◆ Exercise brief
What follows is a listing. Return every line of it exactly.

◆ Exercise materials
★ ★ ★ ★ ★

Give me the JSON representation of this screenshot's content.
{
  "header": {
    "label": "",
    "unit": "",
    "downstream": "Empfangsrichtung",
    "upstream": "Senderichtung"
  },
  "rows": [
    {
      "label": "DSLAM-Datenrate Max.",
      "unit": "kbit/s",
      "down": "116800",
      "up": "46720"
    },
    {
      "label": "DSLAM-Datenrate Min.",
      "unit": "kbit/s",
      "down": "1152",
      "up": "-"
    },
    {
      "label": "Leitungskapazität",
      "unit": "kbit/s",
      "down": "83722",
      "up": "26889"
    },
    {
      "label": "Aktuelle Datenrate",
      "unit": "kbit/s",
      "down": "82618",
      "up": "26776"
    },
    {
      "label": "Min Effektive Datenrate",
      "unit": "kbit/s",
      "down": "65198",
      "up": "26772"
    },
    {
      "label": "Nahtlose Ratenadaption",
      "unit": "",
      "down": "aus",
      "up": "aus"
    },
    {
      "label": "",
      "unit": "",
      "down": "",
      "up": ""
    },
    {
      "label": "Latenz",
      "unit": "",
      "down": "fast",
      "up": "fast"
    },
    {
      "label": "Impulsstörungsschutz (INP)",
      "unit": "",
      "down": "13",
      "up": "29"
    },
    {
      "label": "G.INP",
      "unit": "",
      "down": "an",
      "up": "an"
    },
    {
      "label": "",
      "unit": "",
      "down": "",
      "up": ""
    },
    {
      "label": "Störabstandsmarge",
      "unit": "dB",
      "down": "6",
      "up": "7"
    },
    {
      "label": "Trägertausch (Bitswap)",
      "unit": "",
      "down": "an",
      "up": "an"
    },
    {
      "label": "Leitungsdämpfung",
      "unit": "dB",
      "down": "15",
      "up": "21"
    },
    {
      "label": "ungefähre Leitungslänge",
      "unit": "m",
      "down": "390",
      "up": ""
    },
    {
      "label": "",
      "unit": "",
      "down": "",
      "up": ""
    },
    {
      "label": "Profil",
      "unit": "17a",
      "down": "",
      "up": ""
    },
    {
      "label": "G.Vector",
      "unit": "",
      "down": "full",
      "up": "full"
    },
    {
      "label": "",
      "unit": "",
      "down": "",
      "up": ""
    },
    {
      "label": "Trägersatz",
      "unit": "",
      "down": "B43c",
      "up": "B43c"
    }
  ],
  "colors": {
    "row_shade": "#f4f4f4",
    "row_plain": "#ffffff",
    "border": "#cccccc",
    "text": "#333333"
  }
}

★ ★ ★ ★ ★

◆ Answer for the task
Give me the JSON representation of this screenshot's content.
{
  "header": {
    "label": "",
    "unit": "",
    "downstream": "Empfangsrichtung",
    "upstream": "Senderichtung"
  },
  "rows": [
    {
      "label": "DSLAM-Datenrate Max.",
      "unit": "kbit/s",
      "down": "116800",
      "up": "46720"
    },
    {
      "label": "DSLAM-Datenrate Min.",
      "unit": "kbit/s",
      "down": "1152",
      "up": "-"
    },
    {
      "label": "Leitungskapazität",
      "unit": "kbit/s",
      "down": "83722",
      "up": "26889"
    },
    {
      "label": "Aktuelle Datenrate",
      "unit": "kbit/s",
      "down": "82618",
      "up": "26776"
    },
    {
      "label": "Min Effektive Datenrate",
      "unit": "kbit/s",
      "down": "65198",
      "up": "26772"
    },
    {
      "label": "Nahtlose Ratenadaption",
      "unit": "",
      "down": "aus",
      "up": "aus"
    },
    {
      "label": "",
      "unit": "",
      "down": "",
      "up": ""
    },
    {
      "label": "Latenz",
      "unit": "",
      "down": "fast",
      "up": "fast"
    },
    {
      "label": "Impulsstörungsschutz (INP)",
      "unit": "",
      "down": "13",
      "up": "29"
    },
    {
      "label": "G.INP",
      "unit": "",
      "down": "an",
      "up": "an"
    },
    {
      "label": "",
      "unit": "",
      "down": "",
      "up": ""
    },
    {
      "label": "Störabstandsmarge",
      "unit": "dB",
      "down": "6",
      "up": "7"
    },
    {
      "label": "Trägertausch (Bitswap)",
      "unit": "",
      "down": "an",
      "up": "an"
    },
    {
      "label": "Leitungsdämpfung",
      "unit": "dB",
      "down": "15",
      "up": "21"
    },
    {
      "label": "ungefähre Leitungslänge",
      "unit": "m",
      "down": "390",
      "up": ""
    },
    {
      "label": "",
      "unit": "",
      "down": "",
      "up": ""
    },
    {
      "label": "Profil",
      "unit": "17a",
      "down": "",
      "up": ""
    },
    {
      "label": "G.Vector",
      "unit": "",
      "down": "full",
      "up": "full"
    },
    {
      "label": "",
      "unit": "",
      "down": "",
      "up": ""
    },
    {
      "label": "Trägersatz",
      "unit": "",
      "down": "B43c",
      "up": "B43c"
    }
  ],
  "colors": {
    "row_shade": "#f4f4f4",
    "row_plain": "#ffffff",
    "border": "#cccccc",
    "text": "#333333"
  }
}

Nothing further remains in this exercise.